What to produce:
Every entry below should be transcribed exactly; pictures stay out of the copy.
━━━━━ Dataset excerpts ━━━━━
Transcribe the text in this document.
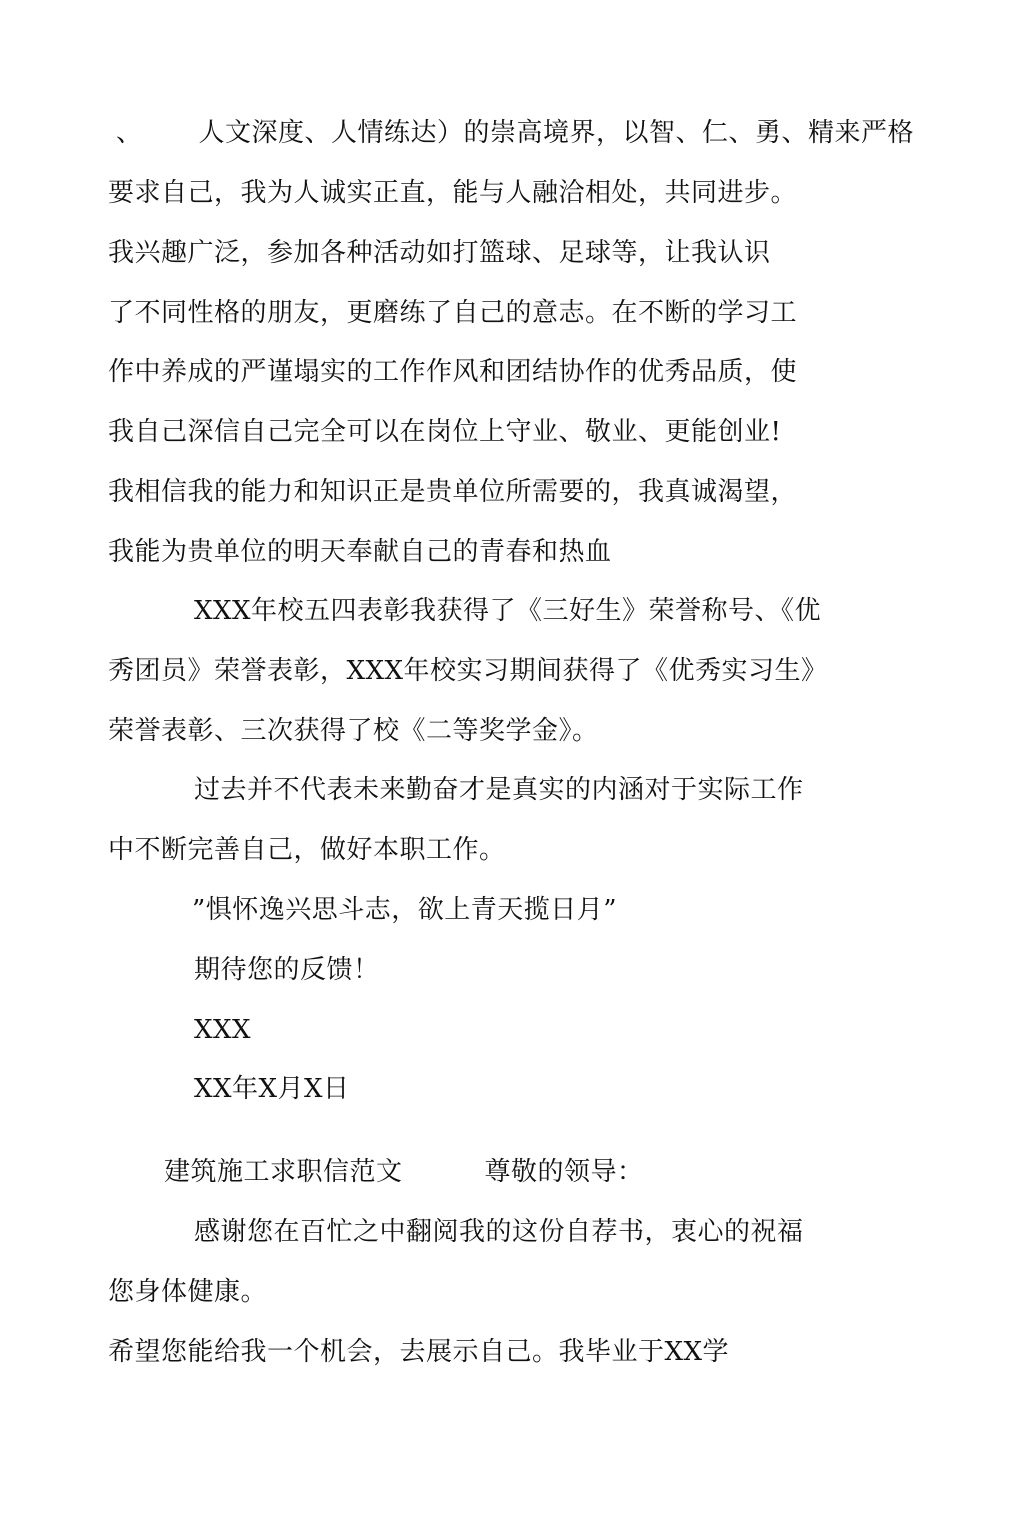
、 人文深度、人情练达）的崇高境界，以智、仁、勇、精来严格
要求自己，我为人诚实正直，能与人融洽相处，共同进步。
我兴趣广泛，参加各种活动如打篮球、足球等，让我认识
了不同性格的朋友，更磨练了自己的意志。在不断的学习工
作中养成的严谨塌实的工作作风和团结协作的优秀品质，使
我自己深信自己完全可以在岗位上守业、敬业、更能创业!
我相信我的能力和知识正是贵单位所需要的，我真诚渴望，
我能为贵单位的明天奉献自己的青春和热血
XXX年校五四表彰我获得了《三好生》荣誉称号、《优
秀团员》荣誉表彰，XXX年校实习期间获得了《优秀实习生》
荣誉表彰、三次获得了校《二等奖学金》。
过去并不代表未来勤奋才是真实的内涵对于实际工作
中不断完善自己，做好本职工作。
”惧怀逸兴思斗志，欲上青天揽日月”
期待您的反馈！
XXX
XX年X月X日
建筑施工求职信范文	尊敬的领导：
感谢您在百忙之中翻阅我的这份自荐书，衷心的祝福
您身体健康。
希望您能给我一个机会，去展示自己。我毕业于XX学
━━━━━
Expected output:
Transcribe the text in this document.
、 人文深度、人情练达）的崇高境界，以智、仁、勇、精来严格
要求自己，我为人诚实正直，能与人融洽相处，共同进步。
我兴趣广泛，参加各种活动如打篮球、足球等，让我认识
了不同性格的朋友，更磨练了自己的意志。在不断的学习工
作中养成的严谨塌实的工作作风和团结协作的优秀品质，使
我自己深信自己完全可以在岗位上守业、敬业、更能创业!
我相信我的能力和知识正是贵单位所需要的，我真诚渴望，
我能为贵单位的明天奉献自己的青春和热血
XXX年校五四表彰我获得了《三好生》荣誉称号、《优
秀团员》荣誉表彰，XXX年校实习期间获得了《优秀实习生》
荣誉表彰、三次获得了校《二等奖学金》。
过去并不代表未来勤奋才是真实的内涵对于实际工作
中不断完善自己，做好本职工作。
”惧怀逸兴思斗志，欲上青天揽日月”
期待您的反馈！
XXX
XX年X月X日
建筑施工求职信范文	尊敬的领导：
感谢您在百忙之中翻阅我的这份自荐书，衷心的祝福
您身体健康。
希望您能给我一个机会，去展示自己。我毕业于XX学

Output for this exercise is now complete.